WHAT YOU WILL DO: Collect all lines containing the word "this" from the data.

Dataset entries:
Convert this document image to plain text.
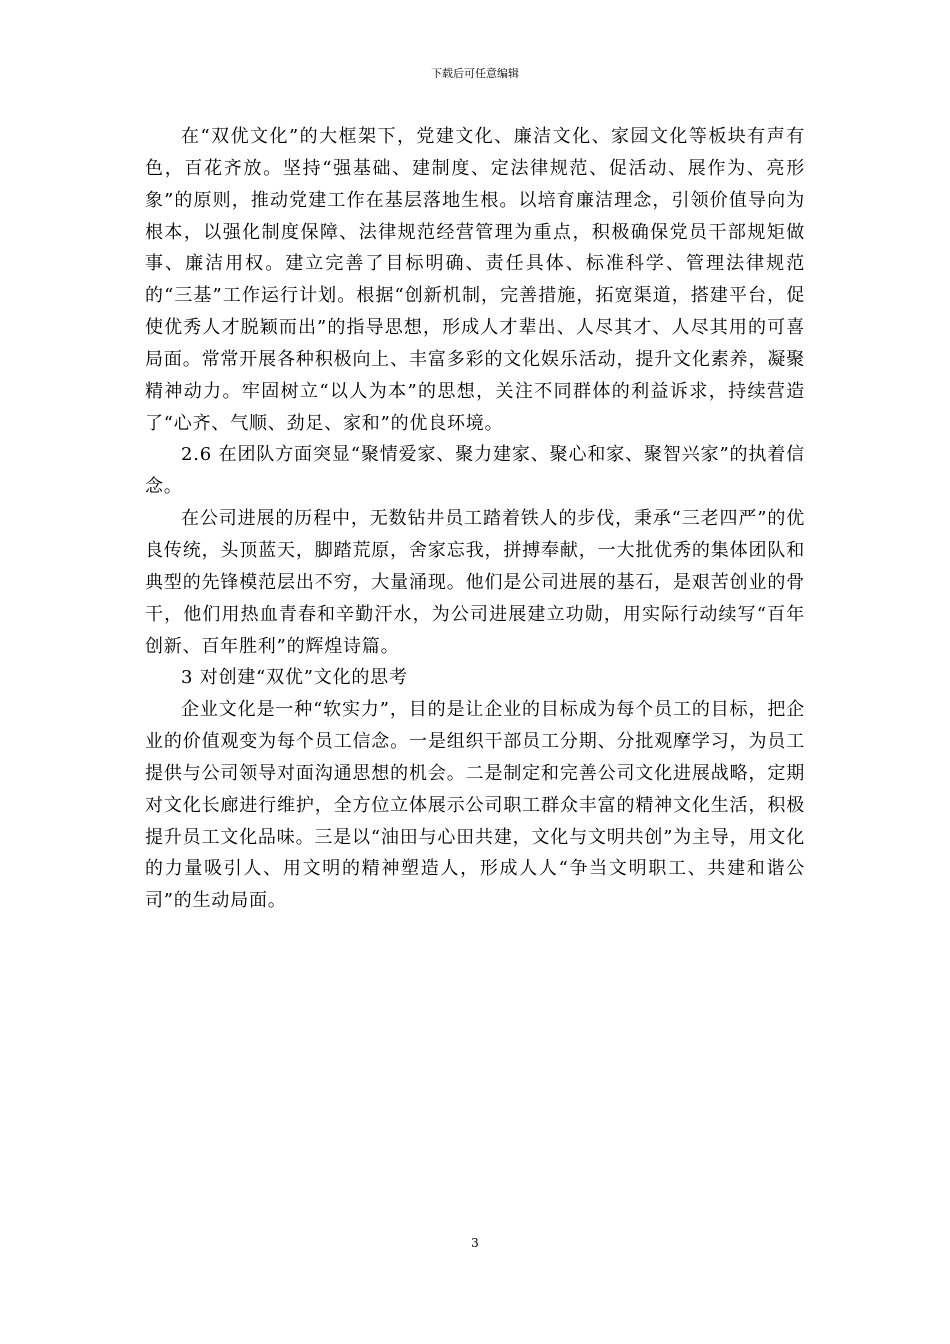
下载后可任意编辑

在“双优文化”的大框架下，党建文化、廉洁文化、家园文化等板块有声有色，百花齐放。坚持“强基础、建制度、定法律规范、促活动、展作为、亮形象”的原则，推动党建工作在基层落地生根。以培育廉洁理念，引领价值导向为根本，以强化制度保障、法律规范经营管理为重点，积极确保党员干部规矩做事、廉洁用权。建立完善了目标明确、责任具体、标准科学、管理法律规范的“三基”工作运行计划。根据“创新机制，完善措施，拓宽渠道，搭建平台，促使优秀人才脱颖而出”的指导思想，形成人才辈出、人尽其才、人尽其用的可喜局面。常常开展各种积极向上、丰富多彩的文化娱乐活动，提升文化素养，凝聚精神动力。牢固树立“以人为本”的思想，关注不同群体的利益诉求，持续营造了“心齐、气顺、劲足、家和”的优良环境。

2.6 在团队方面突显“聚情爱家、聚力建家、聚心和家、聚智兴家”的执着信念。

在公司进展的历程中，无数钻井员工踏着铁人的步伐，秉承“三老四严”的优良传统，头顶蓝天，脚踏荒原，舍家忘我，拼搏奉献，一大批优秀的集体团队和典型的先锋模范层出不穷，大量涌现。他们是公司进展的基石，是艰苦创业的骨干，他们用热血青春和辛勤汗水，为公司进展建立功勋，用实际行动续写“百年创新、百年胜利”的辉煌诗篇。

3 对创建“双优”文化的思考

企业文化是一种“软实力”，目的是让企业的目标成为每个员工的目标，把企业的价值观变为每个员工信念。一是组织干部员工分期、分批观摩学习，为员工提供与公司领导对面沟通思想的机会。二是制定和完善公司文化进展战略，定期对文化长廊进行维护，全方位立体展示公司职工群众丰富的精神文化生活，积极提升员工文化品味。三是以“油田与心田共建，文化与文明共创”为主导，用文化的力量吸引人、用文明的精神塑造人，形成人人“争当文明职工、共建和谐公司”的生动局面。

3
--
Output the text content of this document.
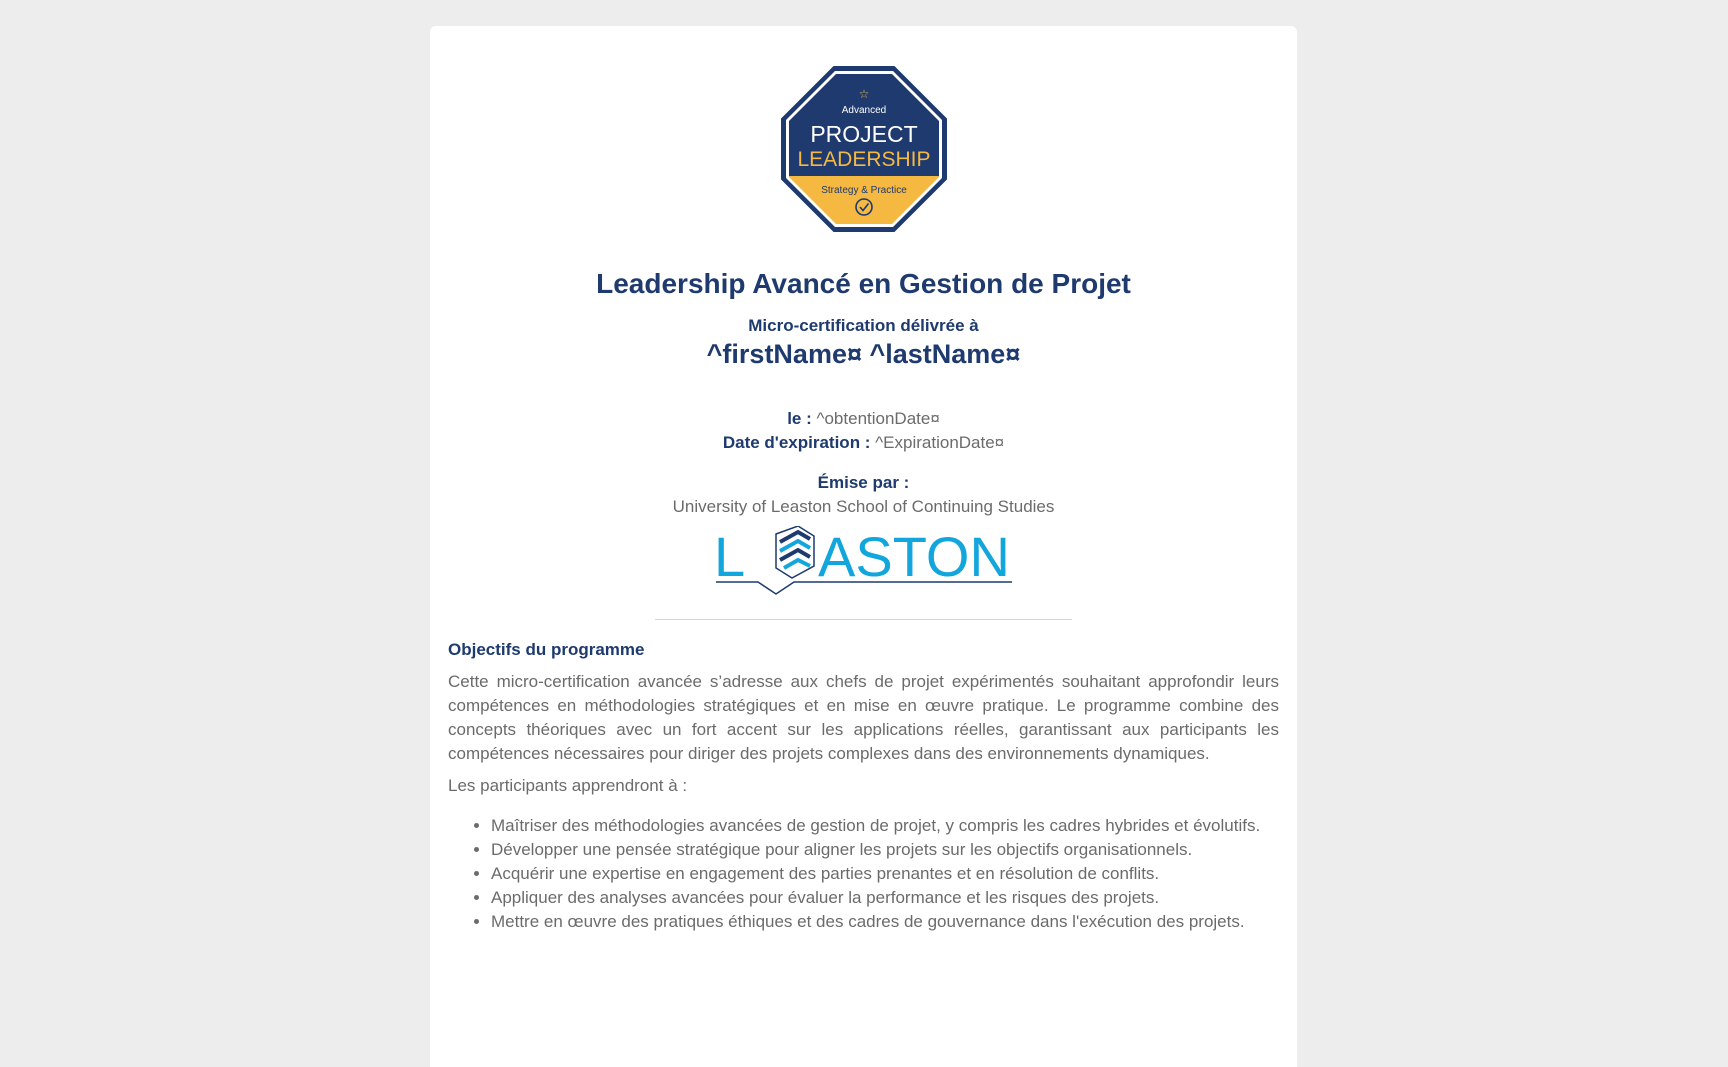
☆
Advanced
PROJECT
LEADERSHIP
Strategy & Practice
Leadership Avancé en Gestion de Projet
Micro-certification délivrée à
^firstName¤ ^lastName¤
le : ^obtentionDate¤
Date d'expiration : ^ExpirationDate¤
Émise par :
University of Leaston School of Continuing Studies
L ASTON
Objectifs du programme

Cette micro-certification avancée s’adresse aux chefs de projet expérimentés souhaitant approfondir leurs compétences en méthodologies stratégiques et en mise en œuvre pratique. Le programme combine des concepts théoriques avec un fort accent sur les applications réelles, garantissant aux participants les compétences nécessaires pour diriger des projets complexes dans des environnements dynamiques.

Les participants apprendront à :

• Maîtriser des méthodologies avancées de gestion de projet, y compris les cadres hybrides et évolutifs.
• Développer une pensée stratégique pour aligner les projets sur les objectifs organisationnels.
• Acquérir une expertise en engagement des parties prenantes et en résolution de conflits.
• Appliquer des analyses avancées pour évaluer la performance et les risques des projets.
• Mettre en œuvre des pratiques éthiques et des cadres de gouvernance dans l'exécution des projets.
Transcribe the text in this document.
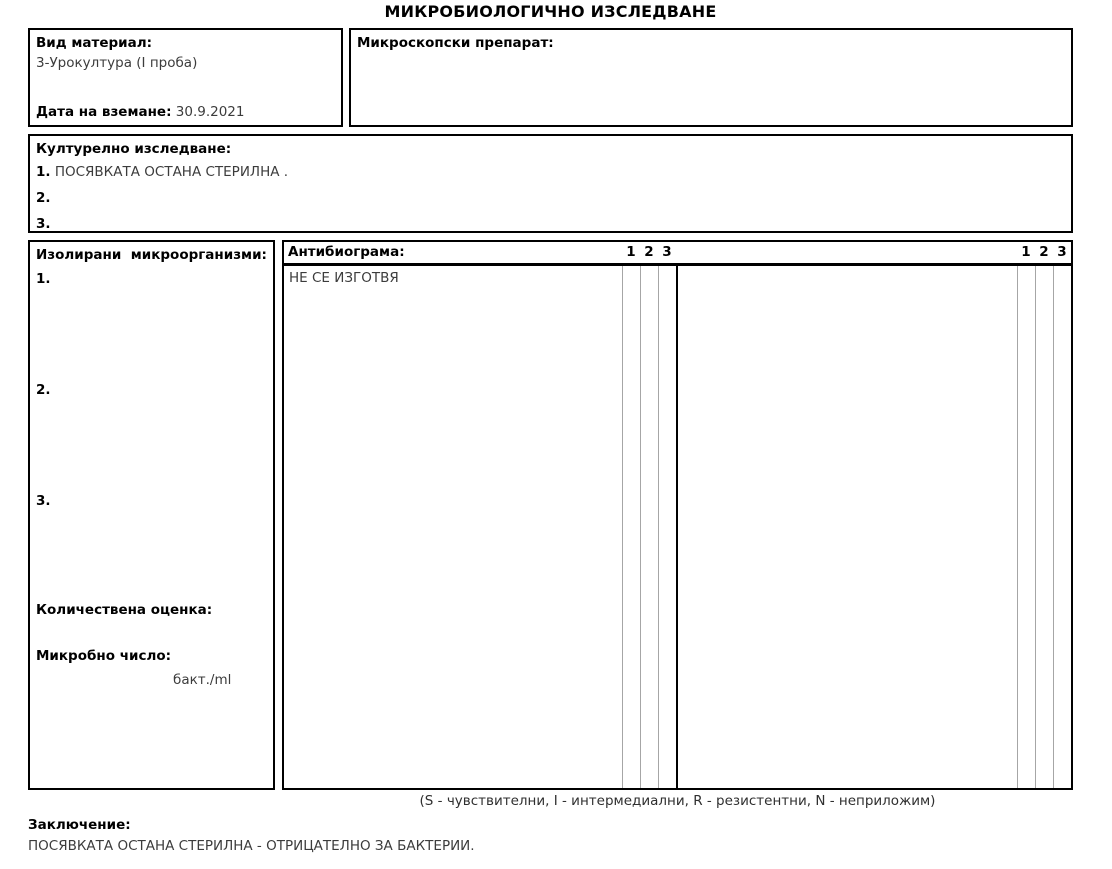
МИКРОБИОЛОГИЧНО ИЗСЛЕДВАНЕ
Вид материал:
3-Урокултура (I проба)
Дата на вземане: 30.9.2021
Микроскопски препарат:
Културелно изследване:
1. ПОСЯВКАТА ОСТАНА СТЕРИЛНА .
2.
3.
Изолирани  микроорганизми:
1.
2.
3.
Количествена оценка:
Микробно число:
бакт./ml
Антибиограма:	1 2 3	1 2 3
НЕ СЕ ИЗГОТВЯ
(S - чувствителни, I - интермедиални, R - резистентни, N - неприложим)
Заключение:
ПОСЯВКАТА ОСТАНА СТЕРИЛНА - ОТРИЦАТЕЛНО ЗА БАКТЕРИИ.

WRITTEN ANSWER:
Convert this document image to plain text.
Output the text content of this document.
Transcribe the text in this document.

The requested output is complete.